◆ **Task to complete**: Pick out each line of the records in which the word "我的枪好长" appears.
** BEGIN Supplied information **
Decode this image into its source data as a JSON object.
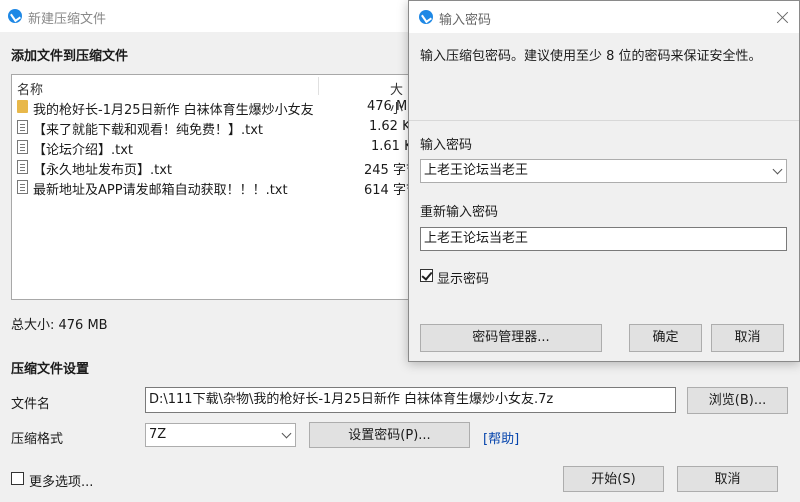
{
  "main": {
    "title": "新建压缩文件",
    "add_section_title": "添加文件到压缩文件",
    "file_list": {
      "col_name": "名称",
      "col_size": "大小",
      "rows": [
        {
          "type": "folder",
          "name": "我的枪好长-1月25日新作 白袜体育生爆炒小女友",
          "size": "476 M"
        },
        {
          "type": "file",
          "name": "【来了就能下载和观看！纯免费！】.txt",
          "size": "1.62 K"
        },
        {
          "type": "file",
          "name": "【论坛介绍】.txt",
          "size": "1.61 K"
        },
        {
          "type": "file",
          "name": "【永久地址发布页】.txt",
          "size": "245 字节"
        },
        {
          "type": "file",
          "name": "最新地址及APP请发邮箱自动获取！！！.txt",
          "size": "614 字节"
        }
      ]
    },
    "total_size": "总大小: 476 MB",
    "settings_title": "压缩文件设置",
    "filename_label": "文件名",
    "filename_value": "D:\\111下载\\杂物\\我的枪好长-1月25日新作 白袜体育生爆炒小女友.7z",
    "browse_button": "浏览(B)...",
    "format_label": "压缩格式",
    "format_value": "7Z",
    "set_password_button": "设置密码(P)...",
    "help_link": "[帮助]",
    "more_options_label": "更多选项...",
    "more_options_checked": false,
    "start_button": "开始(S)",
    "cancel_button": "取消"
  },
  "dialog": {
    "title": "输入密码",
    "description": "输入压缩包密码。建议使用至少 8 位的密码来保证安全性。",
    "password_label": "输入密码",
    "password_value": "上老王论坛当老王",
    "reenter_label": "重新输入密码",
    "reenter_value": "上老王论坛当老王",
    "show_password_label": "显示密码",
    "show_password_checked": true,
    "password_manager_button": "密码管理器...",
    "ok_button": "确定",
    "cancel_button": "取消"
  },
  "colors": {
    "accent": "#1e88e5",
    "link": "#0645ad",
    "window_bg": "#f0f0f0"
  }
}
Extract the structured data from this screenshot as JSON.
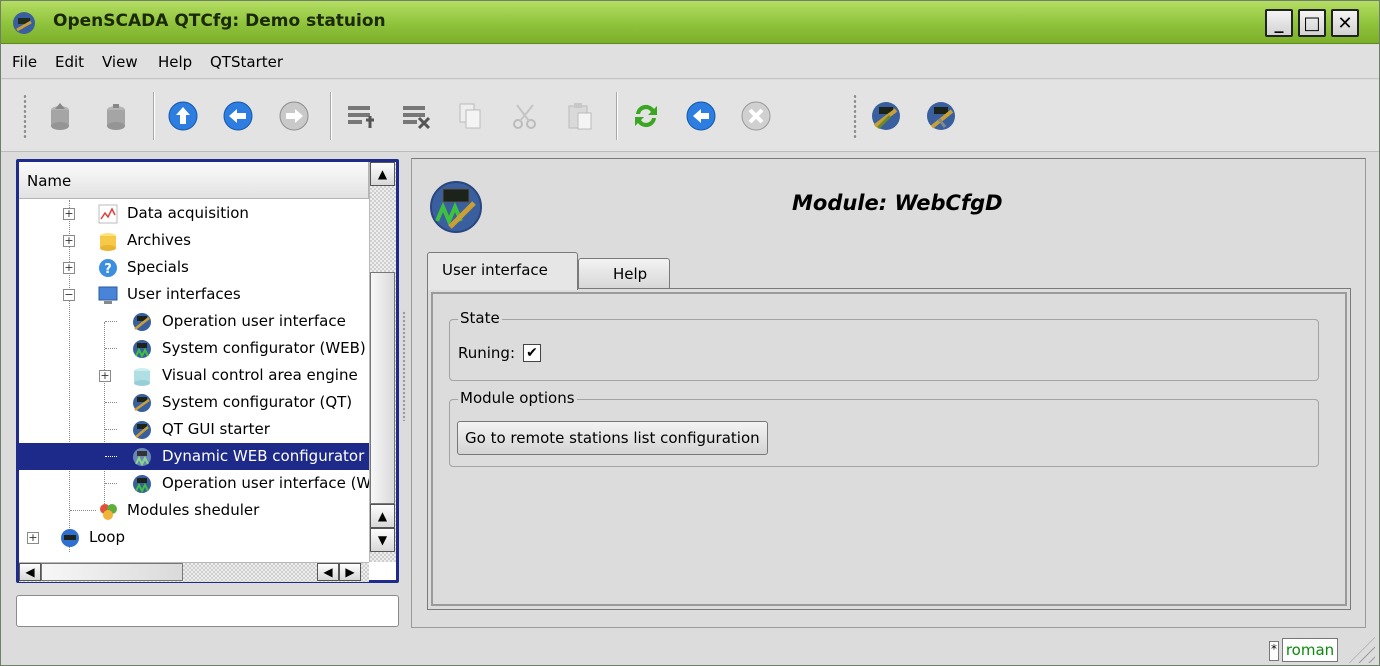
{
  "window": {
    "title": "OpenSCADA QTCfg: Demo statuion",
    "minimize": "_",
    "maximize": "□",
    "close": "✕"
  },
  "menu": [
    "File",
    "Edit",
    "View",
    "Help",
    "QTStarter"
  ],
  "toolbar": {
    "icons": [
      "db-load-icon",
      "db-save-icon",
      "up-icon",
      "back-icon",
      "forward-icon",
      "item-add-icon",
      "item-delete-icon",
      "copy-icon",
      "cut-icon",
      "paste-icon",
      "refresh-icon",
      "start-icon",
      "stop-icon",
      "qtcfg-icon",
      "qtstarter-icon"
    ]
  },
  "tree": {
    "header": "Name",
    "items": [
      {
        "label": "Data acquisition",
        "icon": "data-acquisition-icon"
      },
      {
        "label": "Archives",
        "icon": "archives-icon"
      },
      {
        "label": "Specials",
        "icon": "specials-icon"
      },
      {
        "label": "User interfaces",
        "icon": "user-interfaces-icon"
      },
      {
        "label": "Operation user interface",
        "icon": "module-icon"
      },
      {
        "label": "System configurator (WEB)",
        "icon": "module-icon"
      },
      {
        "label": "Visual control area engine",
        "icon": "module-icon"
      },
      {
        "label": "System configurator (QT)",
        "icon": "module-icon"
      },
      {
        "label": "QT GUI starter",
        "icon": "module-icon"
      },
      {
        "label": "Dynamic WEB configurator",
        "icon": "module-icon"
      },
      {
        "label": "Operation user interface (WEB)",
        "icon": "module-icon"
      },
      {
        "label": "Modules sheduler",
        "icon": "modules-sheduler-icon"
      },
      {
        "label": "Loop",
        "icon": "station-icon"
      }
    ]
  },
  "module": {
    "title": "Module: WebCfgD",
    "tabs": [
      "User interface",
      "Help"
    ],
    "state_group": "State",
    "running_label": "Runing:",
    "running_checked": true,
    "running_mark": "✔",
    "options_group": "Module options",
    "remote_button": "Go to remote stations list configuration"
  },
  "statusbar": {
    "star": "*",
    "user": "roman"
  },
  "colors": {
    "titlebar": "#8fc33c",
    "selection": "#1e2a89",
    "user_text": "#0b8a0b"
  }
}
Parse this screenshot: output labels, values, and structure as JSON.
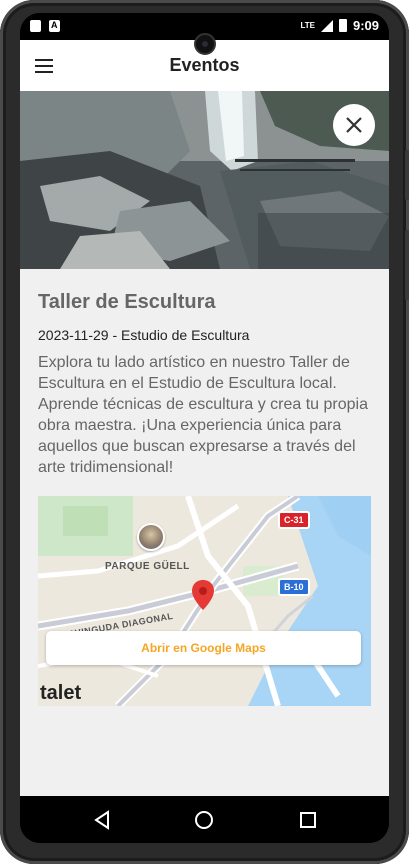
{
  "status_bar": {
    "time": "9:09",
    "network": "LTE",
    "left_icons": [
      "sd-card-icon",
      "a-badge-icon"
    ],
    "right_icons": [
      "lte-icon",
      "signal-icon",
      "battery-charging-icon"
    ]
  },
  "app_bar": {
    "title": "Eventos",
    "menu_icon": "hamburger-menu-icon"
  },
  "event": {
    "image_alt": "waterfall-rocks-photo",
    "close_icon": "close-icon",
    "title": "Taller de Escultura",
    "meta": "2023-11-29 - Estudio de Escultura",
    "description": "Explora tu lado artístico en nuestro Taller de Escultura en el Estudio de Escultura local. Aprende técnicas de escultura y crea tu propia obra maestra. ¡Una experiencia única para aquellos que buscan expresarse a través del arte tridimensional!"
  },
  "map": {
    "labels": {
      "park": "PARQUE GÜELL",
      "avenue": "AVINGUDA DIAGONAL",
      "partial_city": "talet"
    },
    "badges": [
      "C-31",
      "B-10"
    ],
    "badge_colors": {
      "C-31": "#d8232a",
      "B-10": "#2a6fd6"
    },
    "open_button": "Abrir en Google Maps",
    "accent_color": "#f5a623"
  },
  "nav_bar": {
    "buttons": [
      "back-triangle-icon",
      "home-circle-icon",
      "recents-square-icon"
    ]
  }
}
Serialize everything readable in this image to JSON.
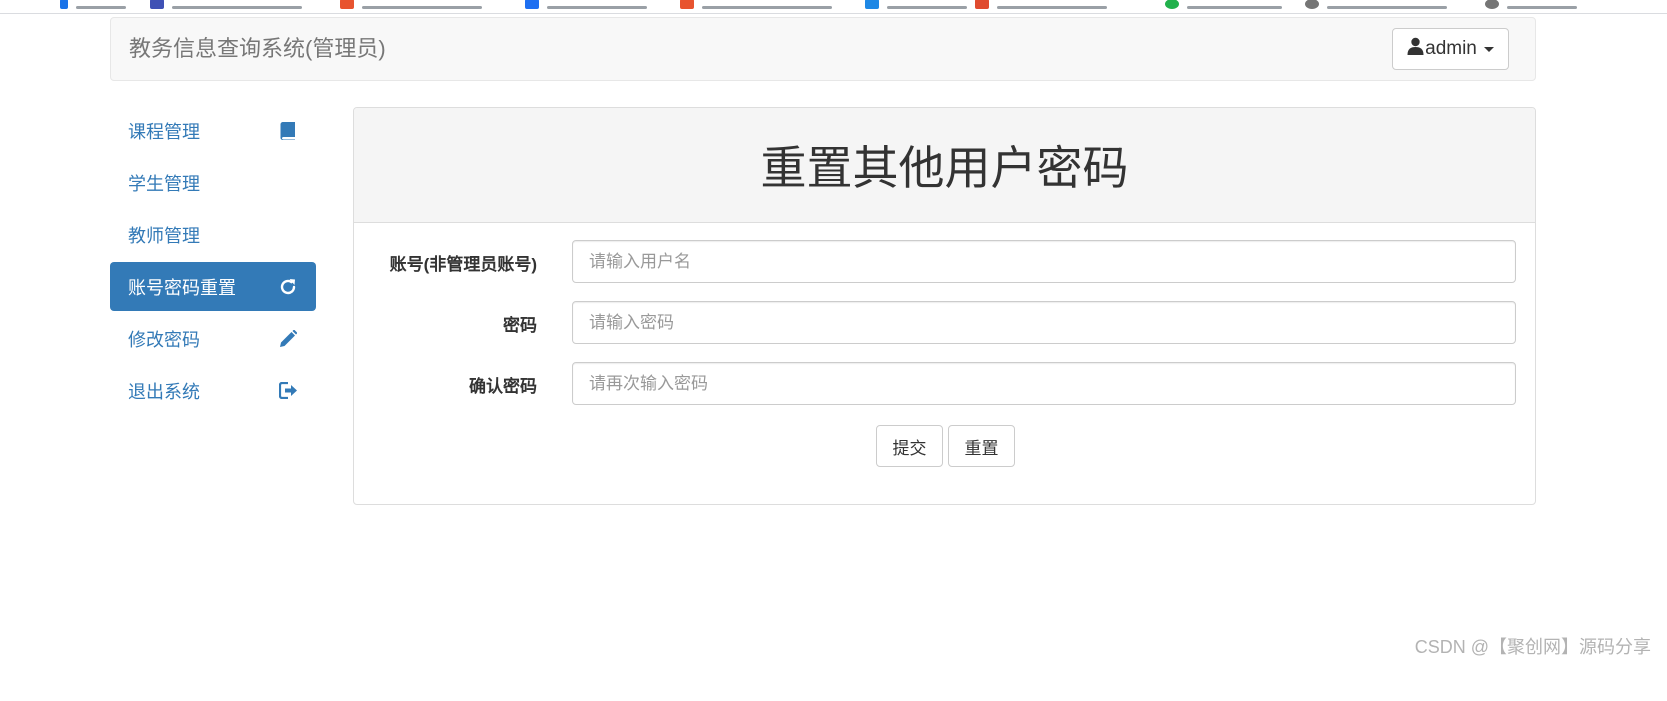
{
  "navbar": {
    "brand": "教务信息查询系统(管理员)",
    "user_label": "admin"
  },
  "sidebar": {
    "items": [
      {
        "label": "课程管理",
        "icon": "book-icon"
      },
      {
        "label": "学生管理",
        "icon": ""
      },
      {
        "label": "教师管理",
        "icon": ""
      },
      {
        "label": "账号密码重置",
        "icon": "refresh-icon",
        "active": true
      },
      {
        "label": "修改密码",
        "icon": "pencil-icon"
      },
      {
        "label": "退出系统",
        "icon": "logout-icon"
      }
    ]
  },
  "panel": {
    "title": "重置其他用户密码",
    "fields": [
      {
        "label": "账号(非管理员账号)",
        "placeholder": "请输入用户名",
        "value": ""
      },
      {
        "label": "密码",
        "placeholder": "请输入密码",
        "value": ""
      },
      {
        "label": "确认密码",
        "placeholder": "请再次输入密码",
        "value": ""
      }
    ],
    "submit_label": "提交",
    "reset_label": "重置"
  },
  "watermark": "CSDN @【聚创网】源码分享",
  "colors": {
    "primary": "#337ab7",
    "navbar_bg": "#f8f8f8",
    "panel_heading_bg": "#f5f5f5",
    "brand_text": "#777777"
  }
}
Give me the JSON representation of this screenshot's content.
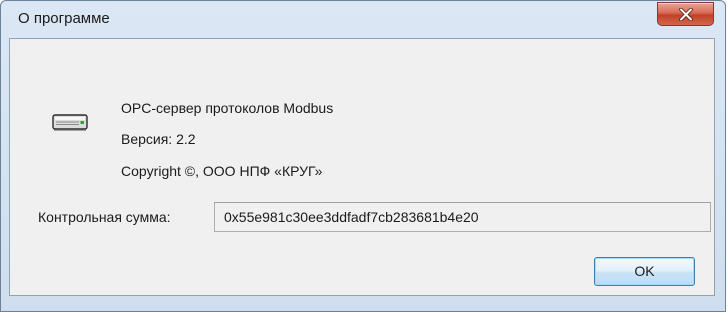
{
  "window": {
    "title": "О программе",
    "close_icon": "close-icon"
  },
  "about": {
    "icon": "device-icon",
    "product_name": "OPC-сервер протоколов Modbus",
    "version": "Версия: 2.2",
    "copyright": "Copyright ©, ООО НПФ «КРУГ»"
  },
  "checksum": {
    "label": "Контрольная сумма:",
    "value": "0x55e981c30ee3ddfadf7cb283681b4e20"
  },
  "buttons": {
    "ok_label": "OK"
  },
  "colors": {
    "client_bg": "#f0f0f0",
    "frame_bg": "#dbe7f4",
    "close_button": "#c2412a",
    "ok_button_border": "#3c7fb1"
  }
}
** END Supplied information **
◆ **Correct answer**:
          "name": "我的枪好长-1月25日新作 白袜体育生爆炒小女友",
    "filename_value": "D:\\111下载\\杂物\\我的枪好长-1月25日新作 白袜体育生爆炒小女友.7z",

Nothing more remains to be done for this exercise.